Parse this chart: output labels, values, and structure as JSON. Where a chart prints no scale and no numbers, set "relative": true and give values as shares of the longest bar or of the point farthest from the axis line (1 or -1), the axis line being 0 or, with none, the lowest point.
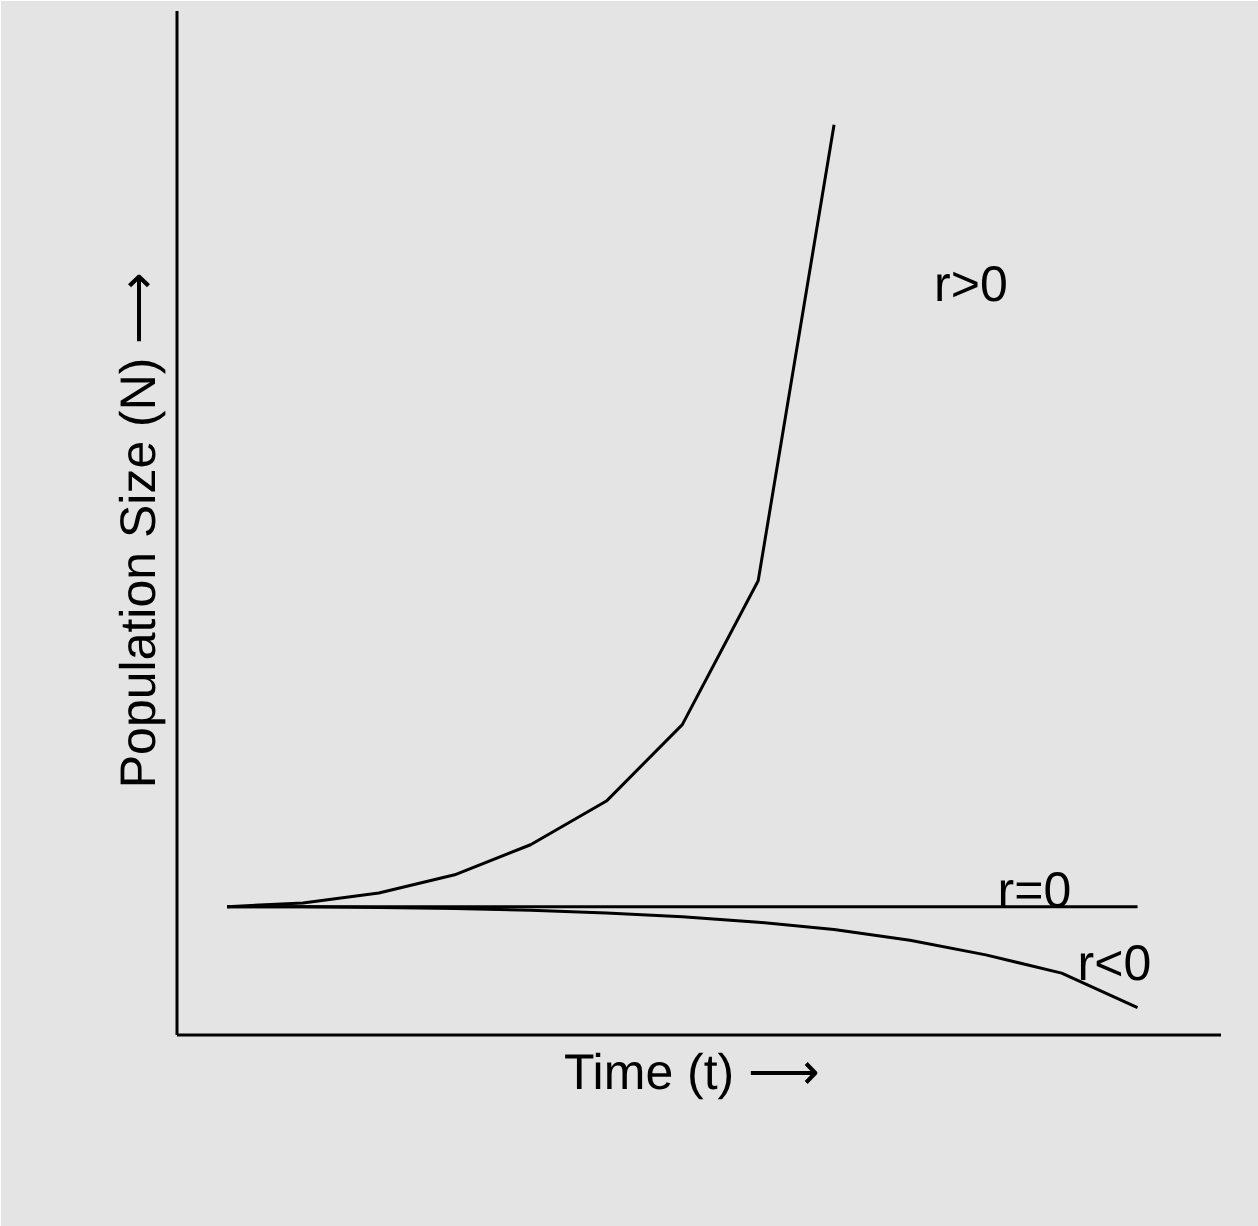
{
  "chart_data": {
    "type": "line",
    "relative": true,
    "xlabel": "Time (t)  ⟶",
    "ylabel": "Population Size (N)  ⟶",
    "categories": [
      null,
      null,
      null,
      null,
      null,
      null,
      null,
      null,
      null,
      null,
      null,
      null,
      null
    ],
    "series": [
      {
        "name": "r>0",
        "color": "#000000",
        "values": [
          0.141,
          0.145,
          0.156,
          0.176,
          0.209,
          0.257,
          0.341,
          0.499,
          1.0,
          null,
          null,
          null,
          null
        ]
      },
      {
        "name": "r=0",
        "color": "#000000",
        "values": [
          0.141,
          0.141,
          0.141,
          0.141,
          0.141,
          0.141,
          0.141,
          0.141,
          0.141,
          0.141,
          0.141,
          0.141,
          0.141
        ]
      },
      {
        "name": "r<0",
        "color": "#000000",
        "values": [
          0.141,
          0.141,
          0.14,
          0.139,
          0.137,
          0.134,
          0.13,
          0.124,
          0.116,
          0.104,
          0.088,
          0.068,
          0.03
        ]
      }
    ],
    "marker": "none",
    "line_style": "solid",
    "tick_labels": false
  }
}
○ ○ ○ ○
DIRECTION: Output the records above exactly; leave out the pictures.

TASK RESPONSE:
Parse this chart: output labels, values, and structure as JSON. Where a chart prints no scale and no numbers, set "relative": true and give values as shares of the longest bar or of the point farthest from the axis line (1 or -1), the axis line being 0 or, with none, the lowest point.
{
  "chart_data": {
    "type": "line",
    "relative": true,
    "xlabel": "Time (t)  ⟶",
    "ylabel": "Population Size (N)  ⟶",
    "categories": [
      null,
      null,
      null,
      null,
      null,
      null,
      null,
      null,
      null,
      null,
      null,
      null,
      null
    ],
    "series": [
      {
        "name": "r>0",
        "color": "#000000",
        "values": [
          0.141,
          0.145,
          0.156,
          0.176,
          0.209,
          0.257,
          0.341,
          0.499,
          1.0,
          null,
          null,
          null,
          null
        ]
      },
      {
        "name": "r=0",
        "color": "#000000",
        "values": [
          0.141,
          0.141,
          0.141,
          0.141,
          0.141,
          0.141,
          0.141,
          0.141,
          0.141,
          0.141,
          0.141,
          0.141,
          0.141
        ]
      },
      {
        "name": "r<0",
        "color": "#000000",
        "values": [
          0.141,
          0.141,
          0.14,
          0.139,
          0.137,
          0.134,
          0.13,
          0.124,
          0.116,
          0.104,
          0.088,
          0.068,
          0.03
        ]
      }
    ],
    "marker": "none",
    "line_style": "solid",
    "tick_labels": false
  }
}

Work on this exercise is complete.